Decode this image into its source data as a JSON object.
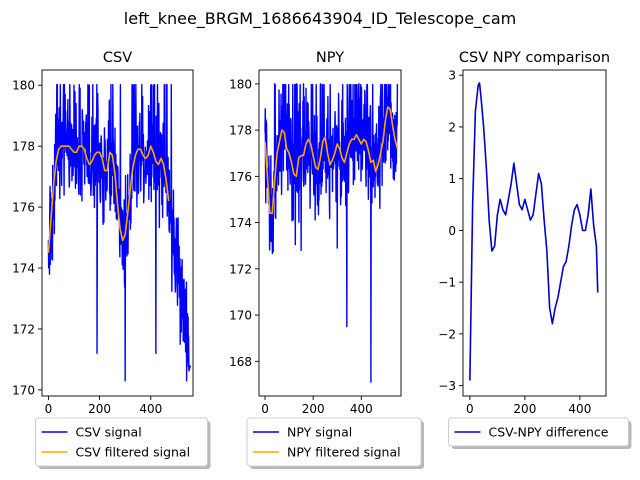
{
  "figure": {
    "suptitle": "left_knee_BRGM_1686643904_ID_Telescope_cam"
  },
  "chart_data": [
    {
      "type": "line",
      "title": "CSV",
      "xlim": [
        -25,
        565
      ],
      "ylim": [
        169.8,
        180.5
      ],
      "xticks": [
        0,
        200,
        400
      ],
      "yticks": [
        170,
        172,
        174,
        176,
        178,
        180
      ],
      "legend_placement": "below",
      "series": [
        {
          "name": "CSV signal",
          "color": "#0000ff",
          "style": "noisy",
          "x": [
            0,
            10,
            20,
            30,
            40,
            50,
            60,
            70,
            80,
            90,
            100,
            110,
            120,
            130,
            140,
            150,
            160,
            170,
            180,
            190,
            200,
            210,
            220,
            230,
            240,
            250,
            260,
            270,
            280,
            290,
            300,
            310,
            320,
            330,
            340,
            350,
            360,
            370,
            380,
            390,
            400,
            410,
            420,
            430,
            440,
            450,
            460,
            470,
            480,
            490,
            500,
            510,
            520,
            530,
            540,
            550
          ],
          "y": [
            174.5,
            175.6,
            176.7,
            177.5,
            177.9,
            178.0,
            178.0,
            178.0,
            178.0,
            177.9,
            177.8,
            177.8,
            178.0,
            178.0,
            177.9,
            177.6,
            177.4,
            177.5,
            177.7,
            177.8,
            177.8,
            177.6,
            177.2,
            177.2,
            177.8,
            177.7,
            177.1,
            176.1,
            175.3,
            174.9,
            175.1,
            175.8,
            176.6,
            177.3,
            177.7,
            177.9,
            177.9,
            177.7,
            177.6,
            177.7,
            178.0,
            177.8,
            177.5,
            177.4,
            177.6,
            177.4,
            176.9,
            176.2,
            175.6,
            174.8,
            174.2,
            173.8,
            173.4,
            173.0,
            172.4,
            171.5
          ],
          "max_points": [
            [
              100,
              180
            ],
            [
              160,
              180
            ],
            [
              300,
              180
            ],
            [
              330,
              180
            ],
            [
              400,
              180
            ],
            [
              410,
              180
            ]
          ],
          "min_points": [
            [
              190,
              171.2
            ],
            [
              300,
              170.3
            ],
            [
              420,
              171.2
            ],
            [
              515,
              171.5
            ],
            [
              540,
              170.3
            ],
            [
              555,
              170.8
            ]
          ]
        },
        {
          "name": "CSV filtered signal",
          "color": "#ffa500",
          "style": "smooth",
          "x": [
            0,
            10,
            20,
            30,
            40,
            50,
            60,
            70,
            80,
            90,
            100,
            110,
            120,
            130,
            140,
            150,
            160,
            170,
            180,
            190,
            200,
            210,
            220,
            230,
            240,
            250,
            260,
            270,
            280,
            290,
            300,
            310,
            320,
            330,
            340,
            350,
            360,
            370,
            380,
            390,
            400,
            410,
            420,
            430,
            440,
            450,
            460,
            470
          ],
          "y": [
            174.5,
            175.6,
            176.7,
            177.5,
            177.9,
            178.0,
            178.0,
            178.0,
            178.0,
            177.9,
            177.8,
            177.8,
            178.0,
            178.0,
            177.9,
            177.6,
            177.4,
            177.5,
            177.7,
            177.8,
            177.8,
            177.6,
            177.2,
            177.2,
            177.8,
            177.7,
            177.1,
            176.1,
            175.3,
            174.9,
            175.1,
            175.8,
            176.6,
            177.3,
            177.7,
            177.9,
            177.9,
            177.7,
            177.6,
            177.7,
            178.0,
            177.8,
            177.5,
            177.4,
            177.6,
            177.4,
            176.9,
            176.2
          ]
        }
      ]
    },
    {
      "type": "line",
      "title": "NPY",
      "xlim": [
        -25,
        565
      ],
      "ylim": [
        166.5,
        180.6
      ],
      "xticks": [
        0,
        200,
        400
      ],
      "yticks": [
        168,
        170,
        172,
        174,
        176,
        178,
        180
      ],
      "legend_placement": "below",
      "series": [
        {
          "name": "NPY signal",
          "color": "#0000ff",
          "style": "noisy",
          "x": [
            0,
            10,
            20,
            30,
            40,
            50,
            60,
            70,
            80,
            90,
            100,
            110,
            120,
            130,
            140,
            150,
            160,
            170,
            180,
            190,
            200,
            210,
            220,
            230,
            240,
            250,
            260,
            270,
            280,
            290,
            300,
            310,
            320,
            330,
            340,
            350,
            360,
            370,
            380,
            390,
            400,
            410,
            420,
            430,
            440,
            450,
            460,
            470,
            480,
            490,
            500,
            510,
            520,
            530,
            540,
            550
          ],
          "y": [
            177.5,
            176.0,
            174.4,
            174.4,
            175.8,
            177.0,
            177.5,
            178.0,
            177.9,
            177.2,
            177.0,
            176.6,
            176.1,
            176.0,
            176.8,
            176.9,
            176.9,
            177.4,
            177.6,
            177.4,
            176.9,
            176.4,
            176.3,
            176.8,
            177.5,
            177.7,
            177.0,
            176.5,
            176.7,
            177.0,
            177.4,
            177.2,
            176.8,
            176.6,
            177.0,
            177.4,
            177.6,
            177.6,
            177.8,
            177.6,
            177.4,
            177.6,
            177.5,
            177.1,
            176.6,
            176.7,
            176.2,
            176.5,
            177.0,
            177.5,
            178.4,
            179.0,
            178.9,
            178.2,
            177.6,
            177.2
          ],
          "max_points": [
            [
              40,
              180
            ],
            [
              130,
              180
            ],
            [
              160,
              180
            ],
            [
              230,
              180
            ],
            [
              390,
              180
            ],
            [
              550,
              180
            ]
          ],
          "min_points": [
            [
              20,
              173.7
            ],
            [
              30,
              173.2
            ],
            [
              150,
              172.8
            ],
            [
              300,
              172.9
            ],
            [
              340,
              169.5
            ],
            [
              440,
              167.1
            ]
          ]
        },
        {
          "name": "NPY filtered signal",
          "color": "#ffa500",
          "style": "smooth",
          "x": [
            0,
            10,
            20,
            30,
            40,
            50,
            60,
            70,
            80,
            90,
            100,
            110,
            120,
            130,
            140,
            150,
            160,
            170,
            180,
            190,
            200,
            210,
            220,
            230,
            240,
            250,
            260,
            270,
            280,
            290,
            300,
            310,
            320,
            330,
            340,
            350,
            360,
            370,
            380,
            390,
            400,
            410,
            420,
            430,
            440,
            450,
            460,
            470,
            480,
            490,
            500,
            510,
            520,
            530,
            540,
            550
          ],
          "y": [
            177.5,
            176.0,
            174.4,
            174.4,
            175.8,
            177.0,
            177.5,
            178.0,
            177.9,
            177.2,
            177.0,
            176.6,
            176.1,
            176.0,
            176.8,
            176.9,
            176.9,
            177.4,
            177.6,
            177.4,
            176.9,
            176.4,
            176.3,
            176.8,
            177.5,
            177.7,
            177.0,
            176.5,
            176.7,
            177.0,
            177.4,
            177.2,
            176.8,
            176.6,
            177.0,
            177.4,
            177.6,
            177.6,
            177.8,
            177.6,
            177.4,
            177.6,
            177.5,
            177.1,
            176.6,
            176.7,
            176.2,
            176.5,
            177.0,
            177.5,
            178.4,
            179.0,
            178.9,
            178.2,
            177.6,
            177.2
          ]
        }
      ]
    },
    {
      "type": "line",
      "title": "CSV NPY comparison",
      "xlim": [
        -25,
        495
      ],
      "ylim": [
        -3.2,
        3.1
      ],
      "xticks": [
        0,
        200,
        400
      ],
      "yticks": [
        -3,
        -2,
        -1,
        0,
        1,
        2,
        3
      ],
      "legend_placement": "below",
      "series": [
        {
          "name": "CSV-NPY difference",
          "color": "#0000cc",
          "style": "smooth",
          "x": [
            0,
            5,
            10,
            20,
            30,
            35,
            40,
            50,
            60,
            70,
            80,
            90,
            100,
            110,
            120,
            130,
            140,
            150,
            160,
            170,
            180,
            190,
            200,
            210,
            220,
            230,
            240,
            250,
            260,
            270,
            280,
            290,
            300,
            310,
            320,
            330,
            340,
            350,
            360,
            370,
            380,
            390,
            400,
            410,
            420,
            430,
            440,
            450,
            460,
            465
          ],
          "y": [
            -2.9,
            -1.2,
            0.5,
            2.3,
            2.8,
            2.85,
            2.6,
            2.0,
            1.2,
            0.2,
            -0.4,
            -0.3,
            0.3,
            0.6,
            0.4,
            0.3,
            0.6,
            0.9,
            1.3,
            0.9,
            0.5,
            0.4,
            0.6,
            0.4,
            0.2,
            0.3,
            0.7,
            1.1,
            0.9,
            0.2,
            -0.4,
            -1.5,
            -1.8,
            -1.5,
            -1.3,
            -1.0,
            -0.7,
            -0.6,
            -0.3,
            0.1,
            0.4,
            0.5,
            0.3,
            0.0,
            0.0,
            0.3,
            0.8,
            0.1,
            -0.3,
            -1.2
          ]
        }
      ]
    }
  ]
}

* * *

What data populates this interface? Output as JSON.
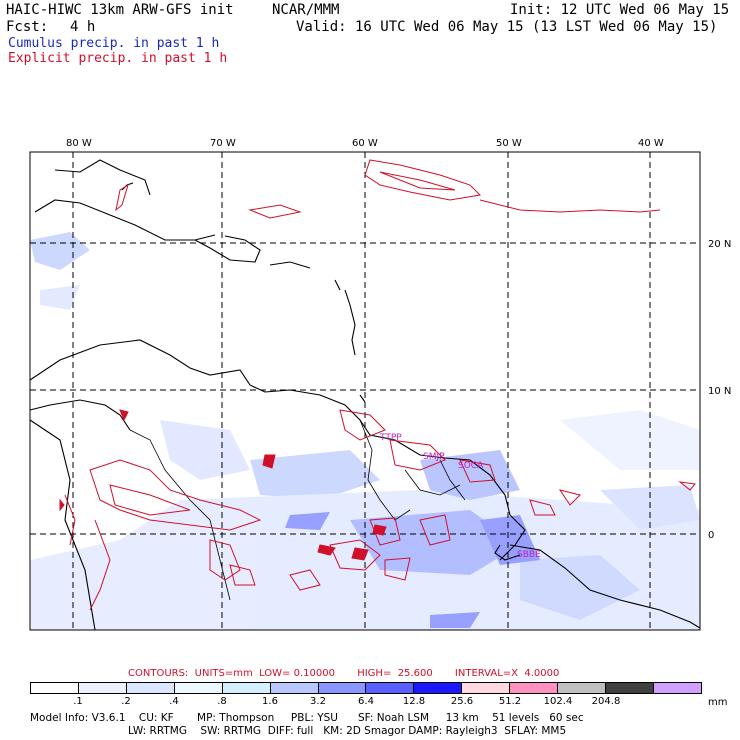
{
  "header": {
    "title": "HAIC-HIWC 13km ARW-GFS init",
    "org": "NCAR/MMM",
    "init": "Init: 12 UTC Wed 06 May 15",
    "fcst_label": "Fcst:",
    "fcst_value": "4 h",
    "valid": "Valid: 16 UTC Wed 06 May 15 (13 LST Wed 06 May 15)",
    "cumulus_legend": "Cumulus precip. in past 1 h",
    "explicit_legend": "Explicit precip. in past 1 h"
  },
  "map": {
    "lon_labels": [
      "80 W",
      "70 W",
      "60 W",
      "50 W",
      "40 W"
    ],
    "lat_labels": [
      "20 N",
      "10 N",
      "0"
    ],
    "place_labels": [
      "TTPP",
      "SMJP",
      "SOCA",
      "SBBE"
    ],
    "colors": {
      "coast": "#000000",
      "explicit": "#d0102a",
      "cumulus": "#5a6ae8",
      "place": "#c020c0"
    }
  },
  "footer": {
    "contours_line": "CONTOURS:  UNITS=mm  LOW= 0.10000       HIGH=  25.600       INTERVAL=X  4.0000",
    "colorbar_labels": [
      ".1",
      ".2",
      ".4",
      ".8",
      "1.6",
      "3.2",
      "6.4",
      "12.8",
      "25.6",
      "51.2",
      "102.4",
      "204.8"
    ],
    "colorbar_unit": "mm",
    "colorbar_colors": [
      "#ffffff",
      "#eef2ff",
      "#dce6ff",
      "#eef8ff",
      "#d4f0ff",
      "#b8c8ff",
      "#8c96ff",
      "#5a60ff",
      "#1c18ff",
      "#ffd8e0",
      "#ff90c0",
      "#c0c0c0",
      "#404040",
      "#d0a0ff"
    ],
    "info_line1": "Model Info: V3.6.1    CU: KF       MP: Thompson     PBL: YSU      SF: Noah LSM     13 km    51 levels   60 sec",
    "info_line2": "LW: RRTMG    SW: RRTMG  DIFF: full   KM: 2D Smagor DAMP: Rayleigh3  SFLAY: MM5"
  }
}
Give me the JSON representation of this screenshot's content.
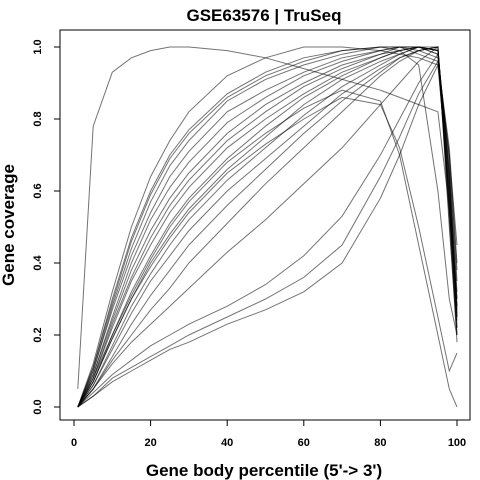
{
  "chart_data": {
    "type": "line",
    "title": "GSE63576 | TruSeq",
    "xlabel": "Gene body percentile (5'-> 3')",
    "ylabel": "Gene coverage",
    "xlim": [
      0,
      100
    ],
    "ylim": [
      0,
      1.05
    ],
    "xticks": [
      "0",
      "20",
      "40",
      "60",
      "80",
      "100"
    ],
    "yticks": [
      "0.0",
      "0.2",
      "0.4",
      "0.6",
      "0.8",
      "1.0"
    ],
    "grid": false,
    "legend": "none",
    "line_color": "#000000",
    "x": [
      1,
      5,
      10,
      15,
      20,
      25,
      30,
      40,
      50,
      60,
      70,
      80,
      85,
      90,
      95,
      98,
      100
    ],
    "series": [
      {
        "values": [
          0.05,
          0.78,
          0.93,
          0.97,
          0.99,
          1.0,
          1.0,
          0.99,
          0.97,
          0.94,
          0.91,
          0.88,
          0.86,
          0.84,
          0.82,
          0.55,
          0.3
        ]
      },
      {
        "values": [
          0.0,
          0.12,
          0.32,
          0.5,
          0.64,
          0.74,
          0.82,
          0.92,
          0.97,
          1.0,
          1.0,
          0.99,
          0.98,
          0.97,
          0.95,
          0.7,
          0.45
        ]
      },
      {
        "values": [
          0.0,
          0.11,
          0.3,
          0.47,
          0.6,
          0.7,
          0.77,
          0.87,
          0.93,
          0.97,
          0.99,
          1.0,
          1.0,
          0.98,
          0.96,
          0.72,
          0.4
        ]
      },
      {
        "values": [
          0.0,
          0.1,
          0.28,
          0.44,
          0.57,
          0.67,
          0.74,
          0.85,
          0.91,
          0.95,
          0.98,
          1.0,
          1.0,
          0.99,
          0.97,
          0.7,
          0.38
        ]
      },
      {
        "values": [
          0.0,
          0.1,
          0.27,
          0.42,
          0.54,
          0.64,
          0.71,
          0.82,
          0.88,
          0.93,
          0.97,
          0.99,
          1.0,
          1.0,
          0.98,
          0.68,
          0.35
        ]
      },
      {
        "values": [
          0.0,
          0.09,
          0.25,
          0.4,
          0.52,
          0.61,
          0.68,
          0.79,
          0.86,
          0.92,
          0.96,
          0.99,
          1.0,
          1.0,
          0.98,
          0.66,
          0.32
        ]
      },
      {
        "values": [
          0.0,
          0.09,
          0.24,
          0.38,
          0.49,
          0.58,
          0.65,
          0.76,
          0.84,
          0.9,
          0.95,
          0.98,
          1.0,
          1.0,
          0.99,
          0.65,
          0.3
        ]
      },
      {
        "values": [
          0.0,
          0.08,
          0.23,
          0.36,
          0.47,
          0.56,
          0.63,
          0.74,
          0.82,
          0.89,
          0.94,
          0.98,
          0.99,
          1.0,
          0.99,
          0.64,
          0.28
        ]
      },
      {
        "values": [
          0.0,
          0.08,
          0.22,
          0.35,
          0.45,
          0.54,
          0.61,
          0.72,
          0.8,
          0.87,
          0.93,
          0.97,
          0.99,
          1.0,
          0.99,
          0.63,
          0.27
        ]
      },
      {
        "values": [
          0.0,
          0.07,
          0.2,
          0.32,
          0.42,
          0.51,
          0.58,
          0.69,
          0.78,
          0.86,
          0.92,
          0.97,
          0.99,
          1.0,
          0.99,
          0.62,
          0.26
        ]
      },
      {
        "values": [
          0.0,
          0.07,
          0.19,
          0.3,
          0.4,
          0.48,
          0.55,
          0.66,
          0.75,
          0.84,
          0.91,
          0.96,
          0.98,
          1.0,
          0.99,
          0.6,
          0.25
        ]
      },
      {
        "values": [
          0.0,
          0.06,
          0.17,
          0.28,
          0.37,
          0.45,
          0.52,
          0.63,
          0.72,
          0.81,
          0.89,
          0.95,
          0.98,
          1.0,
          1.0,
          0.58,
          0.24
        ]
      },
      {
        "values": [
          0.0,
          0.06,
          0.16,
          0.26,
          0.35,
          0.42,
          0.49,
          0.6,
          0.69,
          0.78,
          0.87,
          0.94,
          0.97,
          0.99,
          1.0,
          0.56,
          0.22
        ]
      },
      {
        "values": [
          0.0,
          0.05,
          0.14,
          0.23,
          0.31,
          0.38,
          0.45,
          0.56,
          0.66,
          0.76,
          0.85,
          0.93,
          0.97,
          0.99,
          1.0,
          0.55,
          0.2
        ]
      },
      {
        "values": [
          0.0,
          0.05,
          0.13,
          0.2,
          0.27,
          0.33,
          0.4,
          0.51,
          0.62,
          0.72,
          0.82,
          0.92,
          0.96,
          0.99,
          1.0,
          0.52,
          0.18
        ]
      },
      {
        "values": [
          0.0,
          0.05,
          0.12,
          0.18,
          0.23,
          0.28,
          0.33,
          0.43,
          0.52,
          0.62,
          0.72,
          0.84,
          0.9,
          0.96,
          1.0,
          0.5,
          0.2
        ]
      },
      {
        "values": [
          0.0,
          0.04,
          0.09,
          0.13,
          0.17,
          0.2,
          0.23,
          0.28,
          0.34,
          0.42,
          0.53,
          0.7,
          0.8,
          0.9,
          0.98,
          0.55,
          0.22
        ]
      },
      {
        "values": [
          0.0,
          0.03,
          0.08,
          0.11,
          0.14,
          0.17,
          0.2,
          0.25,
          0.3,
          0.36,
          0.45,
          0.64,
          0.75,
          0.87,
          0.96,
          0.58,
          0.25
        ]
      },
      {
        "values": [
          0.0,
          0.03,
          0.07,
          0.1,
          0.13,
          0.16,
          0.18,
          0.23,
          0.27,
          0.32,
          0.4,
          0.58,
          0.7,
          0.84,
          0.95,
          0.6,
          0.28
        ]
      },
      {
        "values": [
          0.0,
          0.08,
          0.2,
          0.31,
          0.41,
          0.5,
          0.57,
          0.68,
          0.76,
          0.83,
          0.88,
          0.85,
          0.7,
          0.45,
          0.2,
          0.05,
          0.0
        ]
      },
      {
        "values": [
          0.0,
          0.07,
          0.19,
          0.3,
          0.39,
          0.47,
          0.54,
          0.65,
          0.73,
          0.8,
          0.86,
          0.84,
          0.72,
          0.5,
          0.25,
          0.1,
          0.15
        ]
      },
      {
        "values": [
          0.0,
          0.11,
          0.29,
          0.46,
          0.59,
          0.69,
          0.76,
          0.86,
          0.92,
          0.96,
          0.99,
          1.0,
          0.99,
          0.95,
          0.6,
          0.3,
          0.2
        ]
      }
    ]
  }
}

--

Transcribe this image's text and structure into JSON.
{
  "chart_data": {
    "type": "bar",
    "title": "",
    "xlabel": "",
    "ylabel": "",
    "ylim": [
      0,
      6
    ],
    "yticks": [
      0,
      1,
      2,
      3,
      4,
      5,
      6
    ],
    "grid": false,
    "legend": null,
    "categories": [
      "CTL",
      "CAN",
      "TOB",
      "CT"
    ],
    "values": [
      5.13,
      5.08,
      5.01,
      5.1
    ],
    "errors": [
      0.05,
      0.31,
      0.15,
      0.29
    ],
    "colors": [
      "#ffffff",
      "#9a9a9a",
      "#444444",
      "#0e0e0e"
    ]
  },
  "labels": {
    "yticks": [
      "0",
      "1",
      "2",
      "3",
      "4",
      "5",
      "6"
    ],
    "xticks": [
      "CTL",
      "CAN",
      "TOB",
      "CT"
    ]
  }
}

_TASK REQUIREMENTS_
In the entries above, some lines may contain the string "precip"; report how many, without additional comment.

_EXPECTED OUTPUT_
2